[TASK]: Go through the listing and set it down exactly, leaving out its pictures.
# # #
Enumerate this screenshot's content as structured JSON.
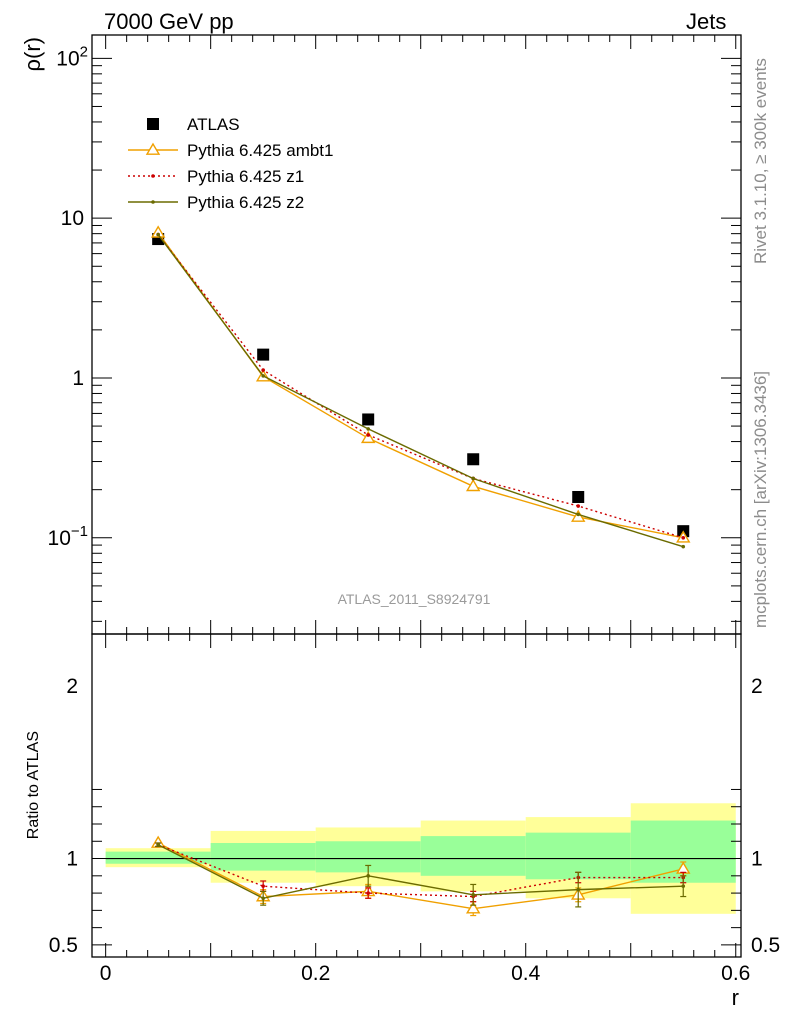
{
  "header": {
    "left": "7000 GeV pp",
    "right": "Jets"
  },
  "side_labels": {
    "rivet": "Rivet 3.1.10, ≥ 300k events",
    "mcplots": "mcplots.cern.ch [arXiv:1306.3436]"
  },
  "watermark": "ATLAS_2011_S8924791",
  "chart_data": [
    {
      "type": "scatter",
      "panel": "main",
      "ylabel": "ρ(r)",
      "yscale": "log",
      "ylim": [
        0.025,
        140
      ],
      "xlim": [
        -0.013,
        0.605
      ],
      "y_ticks": [
        {
          "v": 0.1,
          "l": "10",
          "sup": "−1"
        },
        {
          "v": 1,
          "l": "1",
          "sup": ""
        },
        {
          "v": 10,
          "l": "10",
          "sup": ""
        },
        {
          "v": 100,
          "l": "10",
          "sup": "2"
        }
      ],
      "legend_position": "top-left",
      "x": [
        0.05,
        0.15,
        0.25,
        0.35,
        0.45,
        0.55
      ],
      "series": [
        {
          "name": "ATLAS",
          "style": "square-marker",
          "color": "#000000",
          "values": [
            7.4,
            1.4,
            0.55,
            0.31,
            0.18,
            0.11
          ]
        },
        {
          "name": "Pythia 6.425 ambt1",
          "style": "solid-triangle",
          "color": "#f0a000",
          "values": [
            8.1,
            1.02,
            0.42,
            0.21,
            0.135,
            0.1
          ]
        },
        {
          "name": "Pythia 6.425 z1",
          "style": "dotted",
          "color": "#cc0000",
          "values": [
            7.9,
            1.12,
            0.44,
            0.235,
            0.158,
            0.1
          ]
        },
        {
          "name": "Pythia 6.425 z2",
          "style": "solid",
          "color": "#6b6b00",
          "values": [
            7.9,
            1.03,
            0.48,
            0.235,
            0.14,
            0.088
          ]
        }
      ]
    },
    {
      "type": "line",
      "panel": "ratio",
      "ylabel": "Ratio to ATLAS",
      "xlabel": "r",
      "ylim": [
        0.43,
        2.3
      ],
      "xlim": [
        -0.013,
        0.605
      ],
      "x_ticks": [
        {
          "v": 0,
          "l": "0"
        },
        {
          "v": 0.2,
          "l": "0.2"
        },
        {
          "v": 0.4,
          "l": "0.4"
        },
        {
          "v": 0.6,
          "l": "0.6"
        }
      ],
      "y_ticks": [
        {
          "v": 0.5,
          "l": "0.5"
        },
        {
          "v": 1,
          "l": "1"
        },
        {
          "v": 2,
          "l": "2"
        }
      ],
      "bins": [
        [
          0,
          0.1
        ],
        [
          0.1,
          0.2
        ],
        [
          0.2,
          0.3
        ],
        [
          0.3,
          0.4
        ],
        [
          0.4,
          0.5
        ],
        [
          0.5,
          0.6
        ]
      ],
      "band_outer": [
        [
          0.95,
          1.06
        ],
        [
          0.86,
          1.16
        ],
        [
          0.84,
          1.18
        ],
        [
          0.81,
          1.22
        ],
        [
          0.77,
          1.24
        ],
        [
          0.68,
          1.32
        ]
      ],
      "band_inner": [
        [
          0.97,
          1.04
        ],
        [
          0.93,
          1.09
        ],
        [
          0.92,
          1.1
        ],
        [
          0.9,
          1.13
        ],
        [
          0.88,
          1.15
        ],
        [
          0.86,
          1.22
        ]
      ],
      "x": [
        0.05,
        0.15,
        0.25,
        0.35,
        0.45,
        0.55
      ],
      "series": [
        {
          "name": "Pythia 6.425 ambt1",
          "color": "#f0a000",
          "values": [
            1.09,
            0.78,
            0.81,
            0.71,
            0.79,
            0.94
          ],
          "err": [
            0.01,
            0.04,
            0.04,
            0.04,
            0.04,
            0.04
          ]
        },
        {
          "name": "Pythia 6.425 z1",
          "color": "#cc0000",
          "values": [
            1.08,
            0.84,
            0.8,
            0.78,
            0.89,
            0.89
          ],
          "err": [
            0.01,
            0.03,
            0.03,
            0.03,
            0.03,
            0.03
          ]
        },
        {
          "name": "Pythia 6.425 z2",
          "color": "#6b6b00",
          "values": [
            1.08,
            0.77,
            0.9,
            0.79,
            0.82,
            0.84
          ],
          "err": [
            0.01,
            0.04,
            0.06,
            0.06,
            0.1,
            0.06
          ]
        }
      ]
    }
  ]
}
# # #
[TASK RESULT]:
Enumerate this screenshot's content as structured JSON.
{
  "header": {
    "left": "7000 GeV pp",
    "right": "Jets"
  },
  "side_labels": {
    "rivet": "Rivet 3.1.10, ≥ 300k events",
    "mcplots": "mcplots.cern.ch [arXiv:1306.3436]"
  },
  "watermark": "ATLAS_2011_S8924791",
  "chart_data": [
    {
      "type": "scatter",
      "panel": "main",
      "ylabel": "ρ(r)",
      "yscale": "log",
      "ylim": [
        0.025,
        140
      ],
      "xlim": [
        -0.013,
        0.605
      ],
      "y_ticks": [
        {
          "v": 0.1,
          "l": "10",
          "sup": "−1"
        },
        {
          "v": 1,
          "l": "1",
          "sup": ""
        },
        {
          "v": 10,
          "l": "10",
          "sup": ""
        },
        {
          "v": 100,
          "l": "10",
          "sup": "2"
        }
      ],
      "legend_position": "top-left",
      "x": [
        0.05,
        0.15,
        0.25,
        0.35,
        0.45,
        0.55
      ],
      "series": [
        {
          "name": "ATLAS",
          "style": "square-marker",
          "color": "#000000",
          "values": [
            7.4,
            1.4,
            0.55,
            0.31,
            0.18,
            0.11
          ]
        },
        {
          "name": "Pythia 6.425 ambt1",
          "style": "solid-triangle",
          "color": "#f0a000",
          "values": [
            8.1,
            1.02,
            0.42,
            0.21,
            0.135,
            0.1
          ]
        },
        {
          "name": "Pythia 6.425 z1",
          "style": "dotted",
          "color": "#cc0000",
          "values": [
            7.9,
            1.12,
            0.44,
            0.235,
            0.158,
            0.1
          ]
        },
        {
          "name": "Pythia 6.425 z2",
          "style": "solid",
          "color": "#6b6b00",
          "values": [
            7.9,
            1.03,
            0.48,
            0.235,
            0.14,
            0.088
          ]
        }
      ]
    },
    {
      "type": "line",
      "panel": "ratio",
      "ylabel": "Ratio to ATLAS",
      "xlabel": "r",
      "ylim": [
        0.43,
        2.3
      ],
      "xlim": [
        -0.013,
        0.605
      ],
      "x_ticks": [
        {
          "v": 0,
          "l": "0"
        },
        {
          "v": 0.2,
          "l": "0.2"
        },
        {
          "v": 0.4,
          "l": "0.4"
        },
        {
          "v": 0.6,
          "l": "0.6"
        }
      ],
      "y_ticks": [
        {
          "v": 0.5,
          "l": "0.5"
        },
        {
          "v": 1,
          "l": "1"
        },
        {
          "v": 2,
          "l": "2"
        }
      ],
      "bins": [
        [
          0,
          0.1
        ],
        [
          0.1,
          0.2
        ],
        [
          0.2,
          0.3
        ],
        [
          0.3,
          0.4
        ],
        [
          0.4,
          0.5
        ],
        [
          0.5,
          0.6
        ]
      ],
      "band_outer": [
        [
          0.95,
          1.06
        ],
        [
          0.86,
          1.16
        ],
        [
          0.84,
          1.18
        ],
        [
          0.81,
          1.22
        ],
        [
          0.77,
          1.24
        ],
        [
          0.68,
          1.32
        ]
      ],
      "band_inner": [
        [
          0.97,
          1.04
        ],
        [
          0.93,
          1.09
        ],
        [
          0.92,
          1.1
        ],
        [
          0.9,
          1.13
        ],
        [
          0.88,
          1.15
        ],
        [
          0.86,
          1.22
        ]
      ],
      "x": [
        0.05,
        0.15,
        0.25,
        0.35,
        0.45,
        0.55
      ],
      "series": [
        {
          "name": "Pythia 6.425 ambt1",
          "color": "#f0a000",
          "values": [
            1.09,
            0.78,
            0.81,
            0.71,
            0.79,
            0.94
          ],
          "err": [
            0.01,
            0.04,
            0.04,
            0.04,
            0.04,
            0.04
          ]
        },
        {
          "name": "Pythia 6.425 z1",
          "color": "#cc0000",
          "values": [
            1.08,
            0.84,
            0.8,
            0.78,
            0.89,
            0.89
          ],
          "err": [
            0.01,
            0.03,
            0.03,
            0.03,
            0.03,
            0.03
          ]
        },
        {
          "name": "Pythia 6.425 z2",
          "color": "#6b6b00",
          "values": [
            1.08,
            0.77,
            0.9,
            0.79,
            0.82,
            0.84
          ],
          "err": [
            0.01,
            0.04,
            0.06,
            0.06,
            0.1,
            0.06
          ]
        }
      ]
    }
  ]
}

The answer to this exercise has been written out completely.